■ What to work on ■
Restate each of the lines below word for word and drop every picture.

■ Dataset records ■

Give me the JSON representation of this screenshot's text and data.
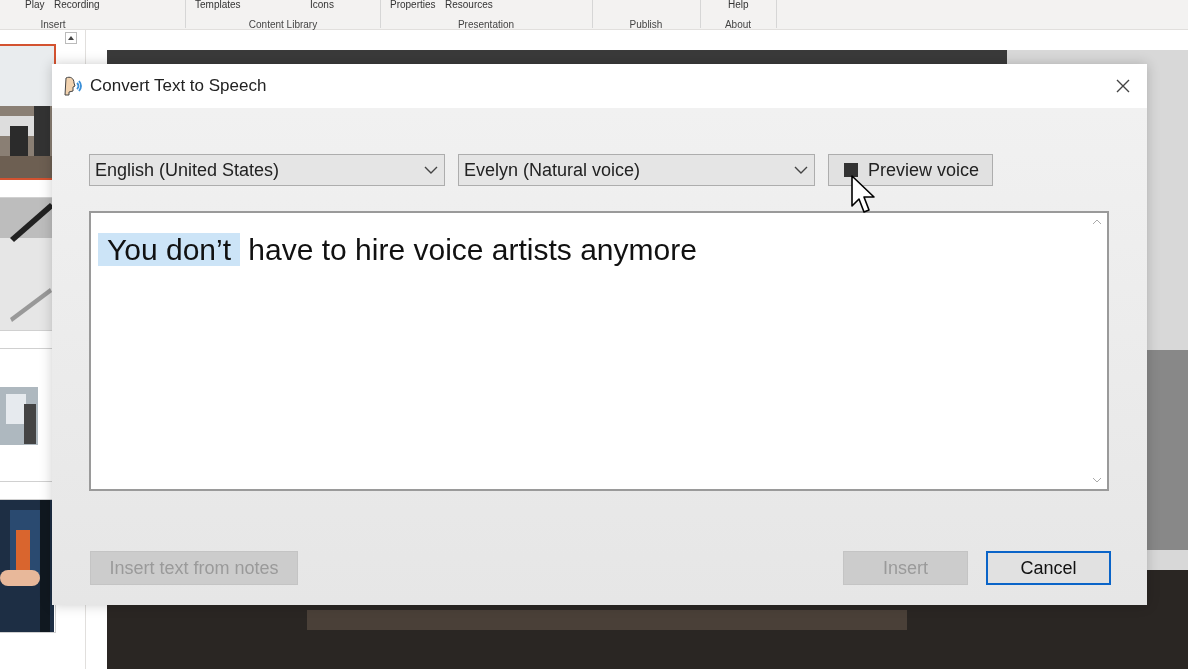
{
  "ribbon": {
    "top_labels": [
      "Play",
      "Recording",
      "Templates",
      "Icons",
      "Properties",
      "Resources",
      "Help"
    ],
    "groups": [
      "Insert",
      "Content Library",
      "Presentation",
      "Publish",
      "About"
    ]
  },
  "thumbnails": [
    {
      "kind": "picture",
      "selected": true
    },
    {
      "kind": "picture",
      "selected": false
    },
    {
      "kind": "picture",
      "selected": false
    },
    {
      "kind": "picture",
      "selected": false
    }
  ],
  "dialog": {
    "title": "Convert Text to Speech",
    "language": "English (United States)",
    "voice": "Evelyn (Natural voice)",
    "preview_button": {
      "label": "Preview voice",
      "playing": true
    },
    "text_segments": [
      {
        "text": "You don’t",
        "highlighted": true
      },
      {
        "text": " have to hire voice artists anymore",
        "highlighted": false
      }
    ],
    "buttons": [
      {
        "label": "Insert text from notes",
        "disabled": true,
        "focused": false
      },
      {
        "label": "Insert",
        "disabled": true,
        "focused": false
      },
      {
        "label": "Cancel",
        "disabled": false,
        "focused": true
      }
    ]
  }
}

■ Answer below ■
Give me the JSON representation of this screenshot's text and data.
{
  "ribbon": {
    "top_labels": [
      "Play",
      "Recording",
      "Templates",
      "Icons",
      "Properties",
      "Resources",
      "Help"
    ],
    "groups": [
      "Insert",
      "Content Library",
      "Presentation",
      "Publish",
      "About"
    ]
  },
  "thumbnails": [
    {
      "kind": "picture",
      "selected": true
    },
    {
      "kind": "picture",
      "selected": false
    },
    {
      "kind": "picture",
      "selected": false
    },
    {
      "kind": "picture",
      "selected": false
    }
  ],
  "dialog": {
    "title": "Convert Text to Speech",
    "language": "English (United States)",
    "voice": "Evelyn (Natural voice)",
    "preview_button": {
      "label": "Preview voice",
      "playing": true
    },
    "text_segments": [
      {
        "text": "You don’t",
        "highlighted": true
      },
      {
        "text": " have to hire voice artists anymore",
        "highlighted": false
      }
    ],
    "buttons": [
      {
        "label": "Insert text from notes",
        "disabled": true,
        "focused": false
      },
      {
        "label": "Insert",
        "disabled": true,
        "focused": false
      },
      {
        "label": "Cancel",
        "disabled": false,
        "focused": true
      }
    ]
  }
}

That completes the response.